# Exercise requirements:
Reproduce each record exactly.

# Figure dataset records:
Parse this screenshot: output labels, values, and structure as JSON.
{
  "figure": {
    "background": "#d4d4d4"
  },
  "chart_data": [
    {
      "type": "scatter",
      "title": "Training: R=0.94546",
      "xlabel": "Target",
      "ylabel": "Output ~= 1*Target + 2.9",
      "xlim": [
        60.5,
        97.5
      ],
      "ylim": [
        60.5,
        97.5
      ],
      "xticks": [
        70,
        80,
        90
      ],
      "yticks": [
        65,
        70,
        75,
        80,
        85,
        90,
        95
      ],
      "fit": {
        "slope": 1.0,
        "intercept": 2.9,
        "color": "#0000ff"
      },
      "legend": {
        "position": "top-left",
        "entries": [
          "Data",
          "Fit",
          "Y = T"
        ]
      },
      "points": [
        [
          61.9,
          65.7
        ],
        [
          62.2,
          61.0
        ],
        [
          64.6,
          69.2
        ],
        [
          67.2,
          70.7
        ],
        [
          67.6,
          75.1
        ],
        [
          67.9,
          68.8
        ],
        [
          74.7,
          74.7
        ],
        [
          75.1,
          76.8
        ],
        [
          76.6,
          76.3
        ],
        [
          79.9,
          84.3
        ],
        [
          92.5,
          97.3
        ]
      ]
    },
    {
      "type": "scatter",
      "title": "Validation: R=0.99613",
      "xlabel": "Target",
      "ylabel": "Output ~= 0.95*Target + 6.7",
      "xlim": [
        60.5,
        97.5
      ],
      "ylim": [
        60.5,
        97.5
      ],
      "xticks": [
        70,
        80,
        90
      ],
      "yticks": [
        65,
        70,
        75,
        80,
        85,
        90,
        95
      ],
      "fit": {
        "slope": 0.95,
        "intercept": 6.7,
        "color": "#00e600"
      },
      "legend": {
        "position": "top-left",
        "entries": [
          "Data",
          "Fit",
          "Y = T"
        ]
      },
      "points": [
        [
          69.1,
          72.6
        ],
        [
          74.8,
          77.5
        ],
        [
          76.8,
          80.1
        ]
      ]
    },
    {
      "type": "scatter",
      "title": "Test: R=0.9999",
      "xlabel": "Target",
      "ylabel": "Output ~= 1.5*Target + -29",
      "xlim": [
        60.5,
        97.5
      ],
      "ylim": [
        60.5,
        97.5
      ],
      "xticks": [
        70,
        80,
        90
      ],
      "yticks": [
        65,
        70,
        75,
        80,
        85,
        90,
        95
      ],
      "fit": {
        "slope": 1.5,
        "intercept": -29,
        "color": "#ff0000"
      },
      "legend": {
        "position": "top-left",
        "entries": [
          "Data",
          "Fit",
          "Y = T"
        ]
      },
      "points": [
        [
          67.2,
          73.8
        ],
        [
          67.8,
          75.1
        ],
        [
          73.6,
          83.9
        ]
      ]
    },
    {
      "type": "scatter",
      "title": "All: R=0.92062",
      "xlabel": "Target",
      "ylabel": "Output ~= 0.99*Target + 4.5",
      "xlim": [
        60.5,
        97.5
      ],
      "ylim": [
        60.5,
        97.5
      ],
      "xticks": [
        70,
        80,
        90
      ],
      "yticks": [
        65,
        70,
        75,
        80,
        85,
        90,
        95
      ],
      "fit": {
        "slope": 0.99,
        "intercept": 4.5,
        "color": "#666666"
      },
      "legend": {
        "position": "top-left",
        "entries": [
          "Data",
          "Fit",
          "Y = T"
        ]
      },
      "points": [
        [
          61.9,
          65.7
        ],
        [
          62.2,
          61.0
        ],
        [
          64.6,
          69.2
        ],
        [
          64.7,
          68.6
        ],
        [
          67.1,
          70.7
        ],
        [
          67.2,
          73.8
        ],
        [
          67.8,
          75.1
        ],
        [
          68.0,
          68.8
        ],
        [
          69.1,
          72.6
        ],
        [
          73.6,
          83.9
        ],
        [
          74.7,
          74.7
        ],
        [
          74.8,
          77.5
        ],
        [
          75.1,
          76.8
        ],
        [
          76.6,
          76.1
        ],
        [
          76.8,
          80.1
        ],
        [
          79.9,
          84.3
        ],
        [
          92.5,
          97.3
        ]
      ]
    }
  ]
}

# Task solution:
Parse this screenshot: output labels, values, and structure as JSON.
{
  "figure": {
    "background": "#d4d4d4"
  },
  "chart_data": [
    {
      "type": "scatter",
      "title": "Training: R=0.94546",
      "xlabel": "Target",
      "ylabel": "Output ~= 1*Target + 2.9",
      "xlim": [
        60.5,
        97.5
      ],
      "ylim": [
        60.5,
        97.5
      ],
      "xticks": [
        70,
        80,
        90
      ],
      "yticks": [
        65,
        70,
        75,
        80,
        85,
        90,
        95
      ],
      "fit": {
        "slope": 1.0,
        "intercept": 2.9,
        "color": "#0000ff"
      },
      "legend": {
        "position": "top-left",
        "entries": [
          "Data",
          "Fit",
          "Y = T"
        ]
      },
      "points": [
        [
          61.9,
          65.7
        ],
        [
          62.2,
          61.0
        ],
        [
          64.6,
          69.2
        ],
        [
          67.2,
          70.7
        ],
        [
          67.6,
          75.1
        ],
        [
          67.9,
          68.8
        ],
        [
          74.7,
          74.7
        ],
        [
          75.1,
          76.8
        ],
        [
          76.6,
          76.3
        ],
        [
          79.9,
          84.3
        ],
        [
          92.5,
          97.3
        ]
      ]
    },
    {
      "type": "scatter",
      "title": "Validation: R=0.99613",
      "xlabel": "Target",
      "ylabel": "Output ~= 0.95*Target + 6.7",
      "xlim": [
        60.5,
        97.5
      ],
      "ylim": [
        60.5,
        97.5
      ],
      "xticks": [
        70,
        80,
        90
      ],
      "yticks": [
        65,
        70,
        75,
        80,
        85,
        90,
        95
      ],
      "fit": {
        "slope": 0.95,
        "intercept": 6.7,
        "color": "#00e600"
      },
      "legend": {
        "position": "top-left",
        "entries": [
          "Data",
          "Fit",
          "Y = T"
        ]
      },
      "points": [
        [
          69.1,
          72.6
        ],
        [
          74.8,
          77.5
        ],
        [
          76.8,
          80.1
        ]
      ]
    },
    {
      "type": "scatter",
      "title": "Test: R=0.9999",
      "xlabel": "Target",
      "ylabel": "Output ~= 1.5*Target + -29",
      "xlim": [
        60.5,
        97.5
      ],
      "ylim": [
        60.5,
        97.5
      ],
      "xticks": [
        70,
        80,
        90
      ],
      "yticks": [
        65,
        70,
        75,
        80,
        85,
        90,
        95
      ],
      "fit": {
        "slope": 1.5,
        "intercept": -29,
        "color": "#ff0000"
      },
      "legend": {
        "position": "top-left",
        "entries": [
          "Data",
          "Fit",
          "Y = T"
        ]
      },
      "points": [
        [
          67.2,
          73.8
        ],
        [
          67.8,
          75.1
        ],
        [
          73.6,
          83.9
        ]
      ]
    },
    {
      "type": "scatter",
      "title": "All: R=0.92062",
      "xlabel": "Target",
      "ylabel": "Output ~= 0.99*Target + 4.5",
      "xlim": [
        60.5,
        97.5
      ],
      "ylim": [
        60.5,
        97.5
      ],
      "xticks": [
        70,
        80,
        90
      ],
      "yticks": [
        65,
        70,
        75,
        80,
        85,
        90,
        95
      ],
      "fit": {
        "slope": 0.99,
        "intercept": 4.5,
        "color": "#666666"
      },
      "legend": {
        "position": "top-left",
        "entries": [
          "Data",
          "Fit",
          "Y = T"
        ]
      },
      "points": [
        [
          61.9,
          65.7
        ],
        [
          62.2,
          61.0
        ],
        [
          64.6,
          69.2
        ],
        [
          64.7,
          68.6
        ],
        [
          67.1,
          70.7
        ],
        [
          67.2,
          73.8
        ],
        [
          67.8,
          75.1
        ],
        [
          68.0,
          68.8
        ],
        [
          69.1,
          72.6
        ],
        [
          73.6,
          83.9
        ],
        [
          74.7,
          74.7
        ],
        [
          74.8,
          77.5
        ],
        [
          75.1,
          76.8
        ],
        [
          76.6,
          76.1
        ],
        [
          76.8,
          80.1
        ],
        [
          79.9,
          84.3
        ],
        [
          92.5,
          97.3
        ]
      ]
    }
  ]
}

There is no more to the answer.